Sunday, July 30, 2017

Is it ever OK to peek at someone else's texts?

After a neighbor borrowed L.W.'s truck to haul debris to the town dump, he mentioned to L.W. that the truck was pulling to the right and that his tires seemed a bit worn.

"You really need to get that thing aligned and get some new tires," his neighbor mentioned to him after thanking him for the loan and returning the keys. "It's really not safe."

At first, L.W. was miffed that the neighbor complained after L.W. had done him the favor of lending him the truck. But then, after taking the truck for a ride, he realized his neighbor was right. So he called his nearby tire store to see if they had tires in stock for his truck. He was told it did, so he made an appointment to have the work done.

When he got to the store, there was a bit of a crowd, but a salesperson greeted him at the desk, looked up his appointment, and started the paperwork. During the transaction, the salesperson's cellphone rang. He picked it up, listened to the person on the other end of the call, hung up and placed his cellphone on the counter in front of L.W.

"Could you excuse me for a minute?" he asked L.W. "I need to check in on something in the garage."

The salesperson walked off, but left his cellphone. After several minutes of waiting, the cellphone made a dinging sound and L.W. noticed that a text message had popped up on his screen. A few seconds passed and then another text. Still another popped up a minute or so later. In short order, at least five text messages dinged up on the salesperson's cellphone screen.

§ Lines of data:
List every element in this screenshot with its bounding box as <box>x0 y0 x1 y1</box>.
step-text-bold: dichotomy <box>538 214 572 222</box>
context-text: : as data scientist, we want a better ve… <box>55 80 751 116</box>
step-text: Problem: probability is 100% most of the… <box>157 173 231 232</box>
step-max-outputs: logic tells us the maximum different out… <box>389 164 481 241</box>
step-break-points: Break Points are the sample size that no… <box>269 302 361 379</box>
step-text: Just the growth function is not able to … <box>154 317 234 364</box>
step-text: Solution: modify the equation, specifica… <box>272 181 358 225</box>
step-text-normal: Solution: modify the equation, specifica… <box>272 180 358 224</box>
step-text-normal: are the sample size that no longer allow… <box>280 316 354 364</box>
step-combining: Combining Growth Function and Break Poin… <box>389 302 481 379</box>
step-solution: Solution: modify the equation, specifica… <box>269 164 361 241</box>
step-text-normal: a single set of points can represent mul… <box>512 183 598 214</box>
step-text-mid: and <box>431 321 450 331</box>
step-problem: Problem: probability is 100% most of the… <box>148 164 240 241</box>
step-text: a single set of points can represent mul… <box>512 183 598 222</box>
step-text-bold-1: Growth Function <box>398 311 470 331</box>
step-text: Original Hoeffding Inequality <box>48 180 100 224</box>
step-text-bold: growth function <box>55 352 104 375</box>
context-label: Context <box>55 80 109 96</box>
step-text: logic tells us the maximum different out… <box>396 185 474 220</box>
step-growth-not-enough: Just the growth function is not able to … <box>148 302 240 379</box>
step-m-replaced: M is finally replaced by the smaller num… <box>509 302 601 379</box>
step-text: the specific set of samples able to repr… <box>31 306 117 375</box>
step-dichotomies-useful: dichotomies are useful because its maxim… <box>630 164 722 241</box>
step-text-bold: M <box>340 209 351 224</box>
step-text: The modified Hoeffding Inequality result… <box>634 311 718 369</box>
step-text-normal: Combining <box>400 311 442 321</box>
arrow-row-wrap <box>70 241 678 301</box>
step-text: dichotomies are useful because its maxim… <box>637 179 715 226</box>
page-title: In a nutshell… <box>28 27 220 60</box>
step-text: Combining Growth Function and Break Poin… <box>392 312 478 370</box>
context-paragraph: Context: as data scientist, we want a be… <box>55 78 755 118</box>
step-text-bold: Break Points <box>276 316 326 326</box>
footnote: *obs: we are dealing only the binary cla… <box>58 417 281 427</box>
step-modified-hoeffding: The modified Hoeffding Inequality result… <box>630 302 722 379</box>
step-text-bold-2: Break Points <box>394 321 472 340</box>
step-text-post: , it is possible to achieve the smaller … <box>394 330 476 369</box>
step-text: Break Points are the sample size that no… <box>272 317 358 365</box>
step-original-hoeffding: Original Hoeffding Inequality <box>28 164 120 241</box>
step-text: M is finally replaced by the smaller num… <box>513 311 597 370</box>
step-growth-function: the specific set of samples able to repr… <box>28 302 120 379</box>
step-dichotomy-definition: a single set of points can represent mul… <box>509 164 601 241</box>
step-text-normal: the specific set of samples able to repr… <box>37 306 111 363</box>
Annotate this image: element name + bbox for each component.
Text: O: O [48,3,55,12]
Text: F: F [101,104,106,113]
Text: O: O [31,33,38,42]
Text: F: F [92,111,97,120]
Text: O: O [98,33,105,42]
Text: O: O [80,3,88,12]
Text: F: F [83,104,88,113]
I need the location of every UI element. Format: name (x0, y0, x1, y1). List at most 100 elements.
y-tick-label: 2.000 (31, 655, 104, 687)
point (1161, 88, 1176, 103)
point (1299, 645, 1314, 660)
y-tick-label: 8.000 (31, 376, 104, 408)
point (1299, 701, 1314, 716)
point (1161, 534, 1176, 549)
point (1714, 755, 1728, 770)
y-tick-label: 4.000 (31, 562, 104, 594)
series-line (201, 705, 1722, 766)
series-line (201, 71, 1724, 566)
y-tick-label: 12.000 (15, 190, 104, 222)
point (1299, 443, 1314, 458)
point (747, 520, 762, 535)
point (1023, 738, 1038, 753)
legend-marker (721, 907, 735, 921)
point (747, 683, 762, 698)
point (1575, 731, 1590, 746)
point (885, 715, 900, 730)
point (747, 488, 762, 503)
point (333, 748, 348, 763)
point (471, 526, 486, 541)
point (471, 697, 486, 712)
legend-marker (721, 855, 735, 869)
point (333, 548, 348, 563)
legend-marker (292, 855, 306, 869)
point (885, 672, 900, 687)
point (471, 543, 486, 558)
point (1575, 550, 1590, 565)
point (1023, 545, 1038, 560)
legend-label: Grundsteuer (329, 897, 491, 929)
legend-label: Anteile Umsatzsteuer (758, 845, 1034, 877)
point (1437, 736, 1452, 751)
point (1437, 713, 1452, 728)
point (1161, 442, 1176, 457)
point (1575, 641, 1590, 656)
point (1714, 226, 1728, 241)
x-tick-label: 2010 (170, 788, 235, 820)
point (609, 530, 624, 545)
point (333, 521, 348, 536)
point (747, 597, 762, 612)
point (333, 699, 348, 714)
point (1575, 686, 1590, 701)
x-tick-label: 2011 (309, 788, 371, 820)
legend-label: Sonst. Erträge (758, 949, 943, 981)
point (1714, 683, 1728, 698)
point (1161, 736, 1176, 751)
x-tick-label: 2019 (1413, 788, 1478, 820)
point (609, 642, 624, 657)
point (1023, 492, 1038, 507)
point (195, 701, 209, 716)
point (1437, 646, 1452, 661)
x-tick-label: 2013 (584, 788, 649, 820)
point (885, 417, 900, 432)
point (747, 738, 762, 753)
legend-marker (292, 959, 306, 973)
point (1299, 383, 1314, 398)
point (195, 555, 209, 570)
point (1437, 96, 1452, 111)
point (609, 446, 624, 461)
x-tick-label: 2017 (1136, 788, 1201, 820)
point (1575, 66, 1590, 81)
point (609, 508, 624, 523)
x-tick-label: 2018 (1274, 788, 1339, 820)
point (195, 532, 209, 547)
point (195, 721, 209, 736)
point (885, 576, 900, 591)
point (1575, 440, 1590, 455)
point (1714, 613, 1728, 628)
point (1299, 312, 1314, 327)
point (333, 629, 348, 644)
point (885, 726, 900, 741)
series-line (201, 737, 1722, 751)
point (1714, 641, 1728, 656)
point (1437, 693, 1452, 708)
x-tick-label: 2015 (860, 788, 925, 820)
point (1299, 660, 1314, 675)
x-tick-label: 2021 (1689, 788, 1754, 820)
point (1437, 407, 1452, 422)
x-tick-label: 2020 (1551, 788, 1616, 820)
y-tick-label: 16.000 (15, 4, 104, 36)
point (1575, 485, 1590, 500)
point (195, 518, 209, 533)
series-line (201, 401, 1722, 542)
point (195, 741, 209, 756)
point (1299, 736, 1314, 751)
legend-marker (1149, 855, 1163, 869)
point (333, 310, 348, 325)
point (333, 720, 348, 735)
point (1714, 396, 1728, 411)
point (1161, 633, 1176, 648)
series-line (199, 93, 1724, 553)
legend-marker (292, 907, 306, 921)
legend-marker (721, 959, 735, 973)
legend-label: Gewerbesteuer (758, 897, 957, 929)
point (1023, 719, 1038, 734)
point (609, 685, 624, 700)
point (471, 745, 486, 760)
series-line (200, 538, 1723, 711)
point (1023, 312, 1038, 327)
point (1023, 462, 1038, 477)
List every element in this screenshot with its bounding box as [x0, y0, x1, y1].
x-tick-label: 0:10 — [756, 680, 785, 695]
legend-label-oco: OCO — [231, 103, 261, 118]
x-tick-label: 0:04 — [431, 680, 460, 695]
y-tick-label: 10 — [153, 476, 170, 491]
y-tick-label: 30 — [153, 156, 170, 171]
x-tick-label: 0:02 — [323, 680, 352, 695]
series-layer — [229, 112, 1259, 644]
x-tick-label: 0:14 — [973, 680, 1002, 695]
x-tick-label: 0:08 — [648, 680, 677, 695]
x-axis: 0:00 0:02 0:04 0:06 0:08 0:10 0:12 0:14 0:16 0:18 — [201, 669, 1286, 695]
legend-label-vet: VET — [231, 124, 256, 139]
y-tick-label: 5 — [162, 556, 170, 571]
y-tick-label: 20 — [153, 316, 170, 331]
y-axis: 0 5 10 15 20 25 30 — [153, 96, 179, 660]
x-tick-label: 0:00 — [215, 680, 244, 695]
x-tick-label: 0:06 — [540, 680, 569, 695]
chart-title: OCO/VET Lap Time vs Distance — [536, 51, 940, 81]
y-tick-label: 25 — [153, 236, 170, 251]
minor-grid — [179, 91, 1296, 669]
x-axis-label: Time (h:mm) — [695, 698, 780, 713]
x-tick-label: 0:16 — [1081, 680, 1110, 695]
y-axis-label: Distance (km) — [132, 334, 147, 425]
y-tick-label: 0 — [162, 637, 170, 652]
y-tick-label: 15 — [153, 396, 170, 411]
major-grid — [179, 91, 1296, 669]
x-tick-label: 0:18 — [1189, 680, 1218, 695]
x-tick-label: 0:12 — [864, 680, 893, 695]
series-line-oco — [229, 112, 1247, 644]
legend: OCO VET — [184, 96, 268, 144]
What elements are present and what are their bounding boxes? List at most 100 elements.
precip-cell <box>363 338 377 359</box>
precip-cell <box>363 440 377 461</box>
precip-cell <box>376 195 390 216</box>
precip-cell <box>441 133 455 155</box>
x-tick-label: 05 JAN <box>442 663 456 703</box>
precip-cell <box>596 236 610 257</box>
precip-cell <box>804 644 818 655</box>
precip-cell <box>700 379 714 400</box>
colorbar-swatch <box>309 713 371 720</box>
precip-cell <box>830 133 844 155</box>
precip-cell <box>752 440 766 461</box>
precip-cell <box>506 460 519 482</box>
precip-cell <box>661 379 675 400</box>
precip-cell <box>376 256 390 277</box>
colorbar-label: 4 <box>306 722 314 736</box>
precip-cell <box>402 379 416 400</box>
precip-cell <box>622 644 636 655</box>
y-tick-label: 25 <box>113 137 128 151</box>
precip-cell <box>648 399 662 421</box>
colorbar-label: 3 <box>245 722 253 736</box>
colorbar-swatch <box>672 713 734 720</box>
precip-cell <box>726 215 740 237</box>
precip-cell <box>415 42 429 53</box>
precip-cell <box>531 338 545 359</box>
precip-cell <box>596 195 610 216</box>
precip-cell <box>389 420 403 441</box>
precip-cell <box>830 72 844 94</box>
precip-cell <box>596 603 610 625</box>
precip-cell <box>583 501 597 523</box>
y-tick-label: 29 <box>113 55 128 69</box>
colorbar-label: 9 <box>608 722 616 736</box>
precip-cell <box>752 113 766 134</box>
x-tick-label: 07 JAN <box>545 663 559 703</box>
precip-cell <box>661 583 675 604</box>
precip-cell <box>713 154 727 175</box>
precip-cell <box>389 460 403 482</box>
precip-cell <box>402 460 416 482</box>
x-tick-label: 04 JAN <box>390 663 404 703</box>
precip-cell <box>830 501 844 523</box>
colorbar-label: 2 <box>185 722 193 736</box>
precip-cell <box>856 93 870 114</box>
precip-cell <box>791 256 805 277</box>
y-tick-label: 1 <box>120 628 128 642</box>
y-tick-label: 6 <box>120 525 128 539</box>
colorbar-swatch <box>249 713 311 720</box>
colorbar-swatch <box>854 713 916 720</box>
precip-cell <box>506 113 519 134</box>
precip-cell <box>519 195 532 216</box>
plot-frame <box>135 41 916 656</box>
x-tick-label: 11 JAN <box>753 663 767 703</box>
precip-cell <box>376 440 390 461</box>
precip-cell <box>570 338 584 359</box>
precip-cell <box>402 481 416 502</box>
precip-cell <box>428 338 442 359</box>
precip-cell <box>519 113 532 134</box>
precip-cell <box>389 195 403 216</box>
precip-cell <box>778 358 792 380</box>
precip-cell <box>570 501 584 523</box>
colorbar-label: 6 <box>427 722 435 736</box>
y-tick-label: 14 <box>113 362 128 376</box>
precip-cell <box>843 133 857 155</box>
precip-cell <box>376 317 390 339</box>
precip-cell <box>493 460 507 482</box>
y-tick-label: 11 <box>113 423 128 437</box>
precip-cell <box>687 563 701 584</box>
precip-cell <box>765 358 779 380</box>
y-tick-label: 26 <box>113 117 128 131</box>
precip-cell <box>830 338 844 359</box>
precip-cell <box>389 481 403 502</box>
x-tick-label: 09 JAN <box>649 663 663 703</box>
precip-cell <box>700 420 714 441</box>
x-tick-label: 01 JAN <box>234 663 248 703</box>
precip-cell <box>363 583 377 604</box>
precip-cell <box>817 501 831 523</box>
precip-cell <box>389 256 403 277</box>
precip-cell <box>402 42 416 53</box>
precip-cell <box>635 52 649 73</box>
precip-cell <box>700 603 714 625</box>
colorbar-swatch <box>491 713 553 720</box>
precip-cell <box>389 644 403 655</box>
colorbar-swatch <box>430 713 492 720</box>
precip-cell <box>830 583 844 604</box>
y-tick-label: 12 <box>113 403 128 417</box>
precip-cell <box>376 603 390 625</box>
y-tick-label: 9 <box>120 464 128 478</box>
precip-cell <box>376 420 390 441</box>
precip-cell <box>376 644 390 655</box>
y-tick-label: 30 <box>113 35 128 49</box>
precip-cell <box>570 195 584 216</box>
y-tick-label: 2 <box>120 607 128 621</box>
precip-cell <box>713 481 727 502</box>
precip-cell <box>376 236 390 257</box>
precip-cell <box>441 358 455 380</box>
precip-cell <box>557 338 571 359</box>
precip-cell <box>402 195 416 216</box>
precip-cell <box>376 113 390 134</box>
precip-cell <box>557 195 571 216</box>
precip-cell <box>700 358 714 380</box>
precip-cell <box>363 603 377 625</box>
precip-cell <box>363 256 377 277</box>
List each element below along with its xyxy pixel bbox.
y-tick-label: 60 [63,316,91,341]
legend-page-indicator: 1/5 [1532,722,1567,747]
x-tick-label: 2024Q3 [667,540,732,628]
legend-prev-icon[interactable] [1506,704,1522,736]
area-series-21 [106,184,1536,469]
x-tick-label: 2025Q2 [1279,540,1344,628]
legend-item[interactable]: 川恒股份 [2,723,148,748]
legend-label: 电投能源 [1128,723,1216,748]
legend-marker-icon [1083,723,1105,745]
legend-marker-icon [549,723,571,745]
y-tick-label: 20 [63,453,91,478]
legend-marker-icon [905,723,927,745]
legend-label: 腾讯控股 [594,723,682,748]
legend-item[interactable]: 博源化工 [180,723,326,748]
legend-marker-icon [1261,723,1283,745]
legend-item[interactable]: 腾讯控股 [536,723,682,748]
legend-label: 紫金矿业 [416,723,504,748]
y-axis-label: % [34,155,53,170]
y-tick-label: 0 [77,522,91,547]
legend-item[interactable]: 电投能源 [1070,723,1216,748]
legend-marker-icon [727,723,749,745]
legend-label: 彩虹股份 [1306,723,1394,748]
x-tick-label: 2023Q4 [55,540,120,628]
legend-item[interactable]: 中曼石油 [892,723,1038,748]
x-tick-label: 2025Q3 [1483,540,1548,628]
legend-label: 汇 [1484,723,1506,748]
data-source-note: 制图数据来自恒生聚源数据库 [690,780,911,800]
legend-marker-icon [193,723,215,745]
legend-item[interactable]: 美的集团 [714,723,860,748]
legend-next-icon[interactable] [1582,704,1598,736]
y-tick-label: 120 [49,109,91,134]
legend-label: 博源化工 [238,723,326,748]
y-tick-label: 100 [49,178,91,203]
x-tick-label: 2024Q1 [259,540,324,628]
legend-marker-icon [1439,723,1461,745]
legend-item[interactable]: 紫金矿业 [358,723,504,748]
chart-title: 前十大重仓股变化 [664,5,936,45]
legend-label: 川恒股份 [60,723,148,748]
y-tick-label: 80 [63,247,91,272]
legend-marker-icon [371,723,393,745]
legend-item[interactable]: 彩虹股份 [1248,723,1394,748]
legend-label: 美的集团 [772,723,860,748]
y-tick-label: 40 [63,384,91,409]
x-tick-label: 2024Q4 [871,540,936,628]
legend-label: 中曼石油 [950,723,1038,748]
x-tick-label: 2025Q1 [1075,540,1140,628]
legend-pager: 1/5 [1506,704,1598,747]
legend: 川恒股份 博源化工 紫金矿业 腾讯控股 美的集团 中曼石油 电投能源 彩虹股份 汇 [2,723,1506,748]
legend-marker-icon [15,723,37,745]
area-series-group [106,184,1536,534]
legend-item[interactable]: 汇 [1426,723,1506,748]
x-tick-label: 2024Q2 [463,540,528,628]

§ List of tasks:
1. In the column on peeking at texts, what two problems did the neighbor notice with L.W.'s truck?
2. Using the column on peeking at texts, explain why L.W. went from being miffed at his neighbor to booking an appointment at the tire store.
The entries are independent material and do not belong to the column on peeking at texts.

§ Full solutions:
1. The truck was pulling to the right, and its tires seemed a bit worn.

2. After taking the truck for a ride, L.W. realized his neighbor was right about its condition. When he called the nearby tire store, he was told it had tires in stock for his truck, so he made an appointment to have the work done.